**SUPPLIED ENTRIES:**

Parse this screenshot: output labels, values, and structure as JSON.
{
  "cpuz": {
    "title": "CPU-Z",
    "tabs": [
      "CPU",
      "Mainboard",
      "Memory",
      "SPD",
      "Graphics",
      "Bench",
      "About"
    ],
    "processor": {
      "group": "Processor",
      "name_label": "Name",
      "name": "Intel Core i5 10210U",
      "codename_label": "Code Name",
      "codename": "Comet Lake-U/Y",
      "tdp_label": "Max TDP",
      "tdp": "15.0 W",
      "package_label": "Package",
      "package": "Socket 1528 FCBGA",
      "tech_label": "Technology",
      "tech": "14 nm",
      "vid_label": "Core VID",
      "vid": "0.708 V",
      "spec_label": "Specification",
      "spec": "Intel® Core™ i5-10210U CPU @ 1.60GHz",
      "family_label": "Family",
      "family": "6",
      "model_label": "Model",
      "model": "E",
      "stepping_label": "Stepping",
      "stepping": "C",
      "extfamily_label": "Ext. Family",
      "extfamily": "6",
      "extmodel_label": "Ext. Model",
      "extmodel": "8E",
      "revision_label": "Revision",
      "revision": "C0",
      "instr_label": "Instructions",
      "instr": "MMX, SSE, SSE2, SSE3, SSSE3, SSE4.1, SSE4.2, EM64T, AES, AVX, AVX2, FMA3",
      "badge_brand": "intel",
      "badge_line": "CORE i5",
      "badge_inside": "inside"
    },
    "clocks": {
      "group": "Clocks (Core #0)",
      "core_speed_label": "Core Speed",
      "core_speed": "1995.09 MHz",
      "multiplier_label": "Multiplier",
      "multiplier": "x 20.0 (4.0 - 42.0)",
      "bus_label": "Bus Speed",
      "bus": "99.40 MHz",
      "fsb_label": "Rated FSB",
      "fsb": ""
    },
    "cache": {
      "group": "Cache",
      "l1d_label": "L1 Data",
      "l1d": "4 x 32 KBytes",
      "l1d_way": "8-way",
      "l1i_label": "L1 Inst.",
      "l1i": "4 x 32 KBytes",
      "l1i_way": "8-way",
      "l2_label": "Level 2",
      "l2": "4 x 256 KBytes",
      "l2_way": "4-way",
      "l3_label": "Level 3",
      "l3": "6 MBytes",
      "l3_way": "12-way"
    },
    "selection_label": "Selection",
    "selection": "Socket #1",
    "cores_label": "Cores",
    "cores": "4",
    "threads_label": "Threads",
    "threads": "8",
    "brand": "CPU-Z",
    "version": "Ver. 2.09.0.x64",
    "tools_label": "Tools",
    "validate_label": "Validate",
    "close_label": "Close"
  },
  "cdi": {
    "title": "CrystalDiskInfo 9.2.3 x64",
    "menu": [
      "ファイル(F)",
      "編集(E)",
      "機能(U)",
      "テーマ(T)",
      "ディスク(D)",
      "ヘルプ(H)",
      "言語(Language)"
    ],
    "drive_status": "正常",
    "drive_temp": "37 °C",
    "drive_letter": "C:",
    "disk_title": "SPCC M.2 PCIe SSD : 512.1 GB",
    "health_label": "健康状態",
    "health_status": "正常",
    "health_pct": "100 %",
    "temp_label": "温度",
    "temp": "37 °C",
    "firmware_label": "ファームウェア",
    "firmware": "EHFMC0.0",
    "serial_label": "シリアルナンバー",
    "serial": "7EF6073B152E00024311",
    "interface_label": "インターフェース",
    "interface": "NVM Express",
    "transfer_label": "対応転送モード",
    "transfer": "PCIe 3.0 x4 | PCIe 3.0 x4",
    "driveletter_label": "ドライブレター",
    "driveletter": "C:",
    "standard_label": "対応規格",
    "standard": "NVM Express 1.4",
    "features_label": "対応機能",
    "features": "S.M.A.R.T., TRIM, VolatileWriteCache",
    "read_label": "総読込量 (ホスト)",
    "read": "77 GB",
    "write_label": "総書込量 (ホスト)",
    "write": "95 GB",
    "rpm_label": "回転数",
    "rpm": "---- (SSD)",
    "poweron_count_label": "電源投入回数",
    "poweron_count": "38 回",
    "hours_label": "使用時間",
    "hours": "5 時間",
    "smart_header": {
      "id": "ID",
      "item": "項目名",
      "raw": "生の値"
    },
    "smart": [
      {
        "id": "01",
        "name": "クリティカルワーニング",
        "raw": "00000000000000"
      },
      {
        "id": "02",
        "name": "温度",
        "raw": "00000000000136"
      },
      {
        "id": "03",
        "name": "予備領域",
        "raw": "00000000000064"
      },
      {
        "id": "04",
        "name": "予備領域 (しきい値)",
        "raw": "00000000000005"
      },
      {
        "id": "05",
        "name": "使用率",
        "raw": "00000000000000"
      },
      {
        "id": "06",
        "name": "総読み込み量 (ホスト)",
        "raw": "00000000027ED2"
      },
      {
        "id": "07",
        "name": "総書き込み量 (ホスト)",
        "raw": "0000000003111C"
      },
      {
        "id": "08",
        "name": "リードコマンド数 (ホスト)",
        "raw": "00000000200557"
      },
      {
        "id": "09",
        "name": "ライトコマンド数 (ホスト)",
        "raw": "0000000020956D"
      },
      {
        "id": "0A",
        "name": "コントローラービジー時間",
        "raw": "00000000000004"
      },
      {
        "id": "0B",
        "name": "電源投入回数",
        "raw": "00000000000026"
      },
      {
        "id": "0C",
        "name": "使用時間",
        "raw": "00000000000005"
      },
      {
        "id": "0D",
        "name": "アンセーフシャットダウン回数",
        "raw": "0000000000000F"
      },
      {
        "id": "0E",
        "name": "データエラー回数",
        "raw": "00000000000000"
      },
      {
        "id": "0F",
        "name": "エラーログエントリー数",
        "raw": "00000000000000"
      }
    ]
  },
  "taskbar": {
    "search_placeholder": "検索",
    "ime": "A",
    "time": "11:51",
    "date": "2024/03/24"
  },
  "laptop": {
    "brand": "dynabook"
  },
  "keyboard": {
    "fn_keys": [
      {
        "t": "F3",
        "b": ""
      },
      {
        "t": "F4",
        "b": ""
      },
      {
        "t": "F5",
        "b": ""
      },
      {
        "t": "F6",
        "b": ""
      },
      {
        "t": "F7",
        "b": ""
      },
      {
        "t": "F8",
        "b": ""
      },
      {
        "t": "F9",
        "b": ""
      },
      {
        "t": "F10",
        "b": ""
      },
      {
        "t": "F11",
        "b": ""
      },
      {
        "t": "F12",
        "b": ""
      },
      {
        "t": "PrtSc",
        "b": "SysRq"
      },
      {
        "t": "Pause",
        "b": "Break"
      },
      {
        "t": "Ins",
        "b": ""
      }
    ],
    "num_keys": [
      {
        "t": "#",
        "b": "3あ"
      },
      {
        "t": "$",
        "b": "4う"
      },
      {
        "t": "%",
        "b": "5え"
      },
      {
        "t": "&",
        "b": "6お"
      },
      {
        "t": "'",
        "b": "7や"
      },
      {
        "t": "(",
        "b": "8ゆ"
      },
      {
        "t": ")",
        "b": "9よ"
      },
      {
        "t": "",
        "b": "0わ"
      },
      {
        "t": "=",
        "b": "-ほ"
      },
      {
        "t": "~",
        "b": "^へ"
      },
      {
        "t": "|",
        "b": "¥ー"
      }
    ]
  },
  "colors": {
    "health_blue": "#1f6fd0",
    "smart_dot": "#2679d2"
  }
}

**GIVEN INSTRUCTION:** Set down every line of the listing above again, exactly as given.

**RESPONSE:**
Parse this screenshot: output labels, values, and structure as JSON.
{
  "cpuz": {
    "title": "CPU-Z",
    "tabs": [
      "CPU",
      "Mainboard",
      "Memory",
      "SPD",
      "Graphics",
      "Bench",
      "About"
    ],
    "processor": {
      "group": "Processor",
      "name_label": "Name",
      "name": "Intel Core i5 10210U",
      "codename_label": "Code Name",
      "codename": "Comet Lake-U/Y",
      "tdp_label": "Max TDP",
      "tdp": "15.0 W",
      "package_label": "Package",
      "package": "Socket 1528 FCBGA",
      "tech_label": "Technology",
      "tech": "14 nm",
      "vid_label": "Core VID",
      "vid": "0.708 V",
      "spec_label": "Specification",
      "spec": "Intel® Core™ i5-10210U CPU @ 1.60GHz",
      "family_label": "Family",
      "family": "6",
      "model_label": "Model",
      "model": "E",
      "stepping_label": "Stepping",
      "stepping": "C",
      "extfamily_label": "Ext. Family",
      "extfamily": "6",
      "extmodel_label": "Ext. Model",
      "extmodel": "8E",
      "revision_label": "Revision",
      "revision": "C0",
      "instr_label": "Instructions",
      "instr": "MMX, SSE, SSE2, SSE3, SSSE3, SSE4.1, SSE4.2, EM64T, AES, AVX, AVX2, FMA3",
      "badge_brand": "intel",
      "badge_line": "CORE i5",
      "badge_inside": "inside"
    },
    "clocks": {
      "group": "Clocks (Core #0)",
      "core_speed_label": "Core Speed",
      "core_speed": "1995.09 MHz",
      "multiplier_label": "Multiplier",
      "multiplier": "x 20.0 (4.0 - 42.0)",
      "bus_label": "Bus Speed",
      "bus": "99.40 MHz",
      "fsb_label": "Rated FSB",
      "fsb": ""
    },
    "cache": {
      "group": "Cache",
      "l1d_label": "L1 Data",
      "l1d": "4 x 32 KBytes",
      "l1d_way": "8-way",
      "l1i_label": "L1 Inst.",
      "l1i": "4 x 32 KBytes",
      "l1i_way": "8-way",
      "l2_label": "Level 2",
      "l2": "4 x 256 KBytes",
      "l2_way": "4-way",
      "l3_label": "Level 3",
      "l3": "6 MBytes",
      "l3_way": "12-way"
    },
    "selection_label": "Selection",
    "selection": "Socket #1",
    "cores_label": "Cores",
    "cores": "4",
    "threads_label": "Threads",
    "threads": "8",
    "brand": "CPU-Z",
    "version": "Ver. 2.09.0.x64",
    "tools_label": "Tools",
    "validate_label": "Validate",
    "close_label": "Close"
  },
  "cdi": {
    "title": "CrystalDiskInfo 9.2.3 x64",
    "menu": [
      "ファイル(F)",
      "編集(E)",
      "機能(U)",
      "テーマ(T)",
      "ディスク(D)",
      "ヘルプ(H)",
      "言語(Language)"
    ],
    "drive_status": "正常",
    "drive_temp": "37 °C",
    "drive_letter": "C:",
    "disk_title": "SPCC M.2 PCIe SSD : 512.1 GB",
    "health_label": "健康状態",
    "health_status": "正常",
    "health_pct": "100 %",
    "temp_label": "温度",
    "temp": "37 °C",
    "firmware_label": "ファームウェア",
    "firmware": "EHFMC0.0",
    "serial_label": "シリアルナンバー",
    "serial": "7EF6073B152E00024311",
    "interface_label": "インターフェース",
    "interface": "NVM Express",
    "transfer_label": "対応転送モード",
    "transfer": "PCIe 3.0 x4 | PCIe 3.0 x4",
    "driveletter_label": "ドライブレター",
    "driveletter": "C:",
    "standard_label": "対応規格",
    "standard": "NVM Express 1.4",
    "features_label": "対応機能",
    "features": "S.M.A.R.T., TRIM, VolatileWriteCache",
    "read_label": "総読込量 (ホスト)",
    "read": "77 GB",
    "write_label": "総書込量 (ホスト)",
    "write": "95 GB",
    "rpm_label": "回転数",
    "rpm": "---- (SSD)",
    "poweron_count_label": "電源投入回数",
    "poweron_count": "38 回",
    "hours_label": "使用時間",
    "hours": "5 時間",
    "smart_header": {
      "id": "ID",
      "item": "項目名",
      "raw": "生の値"
    },
    "smart": [
      {
        "id": "01",
        "name": "クリティカルワーニング",
        "raw": "00000000000000"
      },
      {
        "id": "02",
        "name": "温度",
        "raw": "00000000000136"
      },
      {
        "id": "03",
        "name": "予備領域",
        "raw": "00000000000064"
      },
      {
        "id": "04",
        "name": "予備領域 (しきい値)",
        "raw": "00000000000005"
      },
      {
        "id": "05",
        "name": "使用率",
        "raw": "00000000000000"
      },
      {
        "id": "06",
        "name": "総読み込み量 (ホスト)",
        "raw": "00000000027ED2"
      },
      {
        "id": "07",
        "name": "総書き込み量 (ホスト)",
        "raw": "0000000003111C"
      },
      {
        "id": "08",
        "name": "リードコマンド数 (ホスト)",
        "raw": "00000000200557"
      },
      {
        "id": "09",
        "name": "ライトコマンド数 (ホスト)",
        "raw": "0000000020956D"
      },
      {
        "id": "0A",
        "name": "コントローラービジー時間",
        "raw": "00000000000004"
      },
      {
        "id": "0B",
        "name": "電源投入回数",
        "raw": "00000000000026"
      },
      {
        "id": "0C",
        "name": "使用時間",
        "raw": "00000000000005"
      },
      {
        "id": "0D",
        "name": "アンセーフシャットダウン回数",
        "raw": "0000000000000F"
      },
      {
        "id": "0E",
        "name": "データエラー回数",
        "raw": "00000000000000"
      },
      {
        "id": "0F",
        "name": "エラーログエントリー数",
        "raw": "00000000000000"
      }
    ]
  },
  "taskbar": {
    "search_placeholder": "検索",
    "ime": "A",
    "time": "11:51",
    "date": "2024/03/24"
  },
  "laptop": {
    "brand": "dynabook"
  },
  "keyboard": {
    "fn_keys": [
      {
        "t": "F3",
        "b": ""
      },
      {
        "t": "F4",
        "b": ""
      },
      {
        "t": "F5",
        "b": ""
      },
      {
        "t": "F6",
        "b": ""
      },
      {
        "t": "F7",
        "b": ""
      },
      {
        "t": "F8",
        "b": ""
      },
      {
        "t": "F9",
        "b": ""
      },
      {
        "t": "F10",
        "b": ""
      },
      {
        "t": "F11",
        "b": ""
      },
      {
        "t": "F12",
        "b": ""
      },
      {
        "t": "PrtSc",
        "b": "SysRq"
      },
      {
        "t": "Pause",
        "b": "Break"
      },
      {
        "t": "Ins",
        "b": ""
      }
    ],
    "num_keys": [
      {
        "t": "#",
        "b": "3あ"
      },
      {
        "t": "$",
        "b": "4う"
      },
      {
        "t": "%",
        "b": "5え"
      },
      {
        "t": "&",
        "b": "6お"
      },
      {
        "t": "'",
        "b": "7や"
      },
      {
        "t": "(",
        "b": "8ゆ"
      },
      {
        "t": ")",
        "b": "9よ"
      },
      {
        "t": "",
        "b": "0わ"
      },
      {
        "t": "=",
        "b": "-ほ"
      },
      {
        "t": "~",
        "b": "^へ"
      },
      {
        "t": "|",
        "b": "¥ー"
      }
    ]
  },
  "colors": {
    "health_blue": "#1f6fd0",
    "smart_dot": "#2679d2"
  }
}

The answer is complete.